▶ **EXTRACTED RECORDS**:
..........
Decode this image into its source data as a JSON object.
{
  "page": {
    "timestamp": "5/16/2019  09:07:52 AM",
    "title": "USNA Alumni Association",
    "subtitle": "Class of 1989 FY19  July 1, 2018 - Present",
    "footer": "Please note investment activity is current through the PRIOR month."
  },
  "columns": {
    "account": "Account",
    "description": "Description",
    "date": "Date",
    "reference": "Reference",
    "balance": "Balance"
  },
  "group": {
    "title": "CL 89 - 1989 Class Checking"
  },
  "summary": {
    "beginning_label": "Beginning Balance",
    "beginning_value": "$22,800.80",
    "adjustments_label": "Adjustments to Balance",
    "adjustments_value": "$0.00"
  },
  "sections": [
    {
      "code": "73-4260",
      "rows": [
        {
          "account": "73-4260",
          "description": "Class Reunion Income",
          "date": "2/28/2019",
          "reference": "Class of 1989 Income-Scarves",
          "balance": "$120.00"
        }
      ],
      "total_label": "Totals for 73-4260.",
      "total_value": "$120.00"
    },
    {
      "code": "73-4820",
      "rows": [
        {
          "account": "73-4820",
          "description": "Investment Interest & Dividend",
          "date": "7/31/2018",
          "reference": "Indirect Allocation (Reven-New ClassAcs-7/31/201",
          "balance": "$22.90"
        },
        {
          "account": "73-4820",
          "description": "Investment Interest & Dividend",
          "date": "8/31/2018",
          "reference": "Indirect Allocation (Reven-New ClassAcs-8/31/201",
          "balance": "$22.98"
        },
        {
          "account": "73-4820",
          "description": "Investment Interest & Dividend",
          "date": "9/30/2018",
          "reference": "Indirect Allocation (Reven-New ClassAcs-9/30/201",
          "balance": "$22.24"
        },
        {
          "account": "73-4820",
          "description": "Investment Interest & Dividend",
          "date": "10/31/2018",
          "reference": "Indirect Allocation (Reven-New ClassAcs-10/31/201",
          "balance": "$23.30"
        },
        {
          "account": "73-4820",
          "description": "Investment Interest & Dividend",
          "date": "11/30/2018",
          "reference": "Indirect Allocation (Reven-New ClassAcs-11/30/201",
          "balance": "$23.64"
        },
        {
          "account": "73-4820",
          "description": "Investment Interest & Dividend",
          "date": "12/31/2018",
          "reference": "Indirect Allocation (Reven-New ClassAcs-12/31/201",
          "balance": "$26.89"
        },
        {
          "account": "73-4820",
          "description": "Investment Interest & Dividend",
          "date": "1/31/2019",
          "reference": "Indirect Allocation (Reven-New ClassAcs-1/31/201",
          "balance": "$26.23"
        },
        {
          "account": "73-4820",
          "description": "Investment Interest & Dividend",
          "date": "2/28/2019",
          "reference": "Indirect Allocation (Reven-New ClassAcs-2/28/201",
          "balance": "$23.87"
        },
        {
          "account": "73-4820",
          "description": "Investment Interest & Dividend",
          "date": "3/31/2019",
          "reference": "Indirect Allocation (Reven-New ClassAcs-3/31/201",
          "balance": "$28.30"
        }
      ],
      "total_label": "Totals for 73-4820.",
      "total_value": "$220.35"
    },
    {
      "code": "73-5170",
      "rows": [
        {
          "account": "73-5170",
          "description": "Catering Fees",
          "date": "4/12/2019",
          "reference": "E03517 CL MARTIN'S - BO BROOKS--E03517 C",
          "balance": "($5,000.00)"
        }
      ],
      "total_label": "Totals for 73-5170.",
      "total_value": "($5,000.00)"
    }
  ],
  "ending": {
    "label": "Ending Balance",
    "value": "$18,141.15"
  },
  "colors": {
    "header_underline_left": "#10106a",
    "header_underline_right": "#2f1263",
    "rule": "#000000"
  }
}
..........
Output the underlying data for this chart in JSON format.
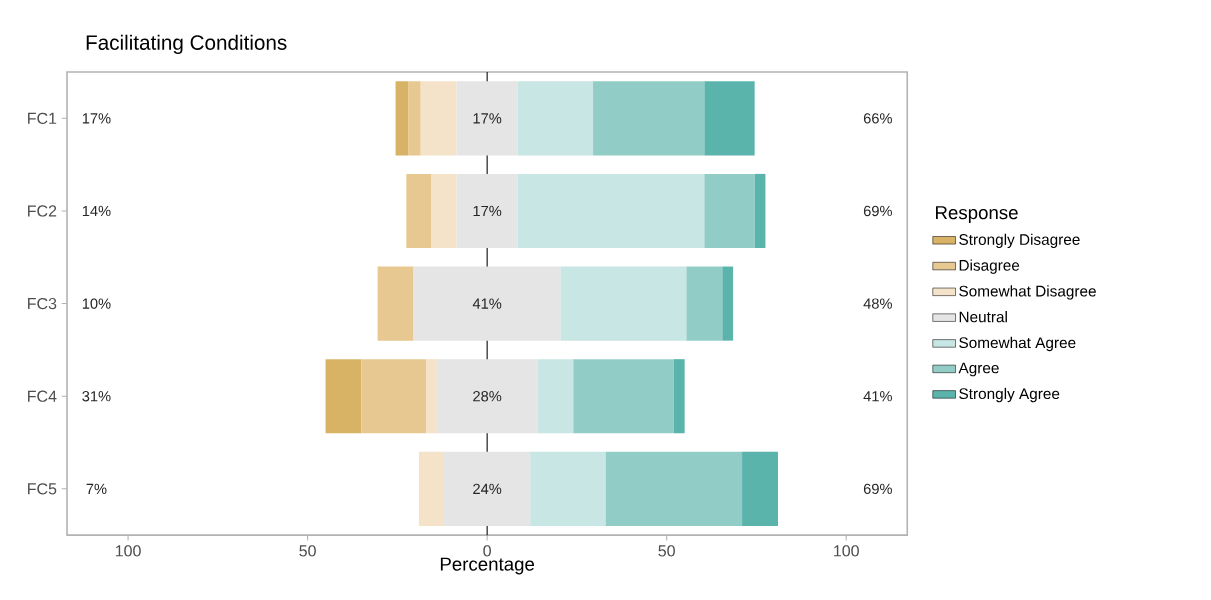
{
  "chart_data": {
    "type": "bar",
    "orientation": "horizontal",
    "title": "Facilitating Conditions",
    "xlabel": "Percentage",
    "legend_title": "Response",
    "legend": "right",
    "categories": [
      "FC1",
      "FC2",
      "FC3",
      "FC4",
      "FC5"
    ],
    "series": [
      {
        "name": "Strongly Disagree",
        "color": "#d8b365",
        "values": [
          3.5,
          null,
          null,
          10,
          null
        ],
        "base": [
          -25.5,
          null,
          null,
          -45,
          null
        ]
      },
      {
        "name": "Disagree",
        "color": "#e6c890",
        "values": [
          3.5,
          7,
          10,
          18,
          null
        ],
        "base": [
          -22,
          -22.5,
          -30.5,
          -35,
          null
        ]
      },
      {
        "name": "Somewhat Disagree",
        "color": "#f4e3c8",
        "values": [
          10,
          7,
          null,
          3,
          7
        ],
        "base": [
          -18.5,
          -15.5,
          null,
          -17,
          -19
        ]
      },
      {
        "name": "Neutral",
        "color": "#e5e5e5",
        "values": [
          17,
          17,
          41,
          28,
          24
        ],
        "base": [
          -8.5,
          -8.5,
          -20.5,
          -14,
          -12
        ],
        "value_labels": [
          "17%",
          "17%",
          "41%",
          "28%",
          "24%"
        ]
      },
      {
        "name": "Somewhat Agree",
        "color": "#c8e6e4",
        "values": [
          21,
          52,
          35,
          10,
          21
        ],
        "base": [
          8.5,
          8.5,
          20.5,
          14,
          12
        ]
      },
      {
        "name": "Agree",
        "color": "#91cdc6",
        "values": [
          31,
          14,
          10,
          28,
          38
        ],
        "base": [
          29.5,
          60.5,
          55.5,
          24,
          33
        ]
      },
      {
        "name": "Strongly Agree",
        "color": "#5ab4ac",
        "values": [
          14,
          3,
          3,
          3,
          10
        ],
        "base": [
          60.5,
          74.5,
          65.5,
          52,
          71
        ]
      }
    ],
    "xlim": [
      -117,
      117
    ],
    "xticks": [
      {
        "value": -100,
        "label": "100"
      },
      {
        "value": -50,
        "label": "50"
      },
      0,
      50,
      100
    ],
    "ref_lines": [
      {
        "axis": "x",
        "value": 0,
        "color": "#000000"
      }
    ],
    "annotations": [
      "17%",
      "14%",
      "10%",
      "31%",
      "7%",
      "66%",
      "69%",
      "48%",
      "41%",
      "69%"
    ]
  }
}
..........
▶ **SHORT PROBLEM**: Copy every line of the listing that includes the string "Disagree".

▶ **COMPLETE OUTPUT**:
        "name": "Strongly Disagree",
        "name": "Disagree",
        "name": "Somewhat Disagree",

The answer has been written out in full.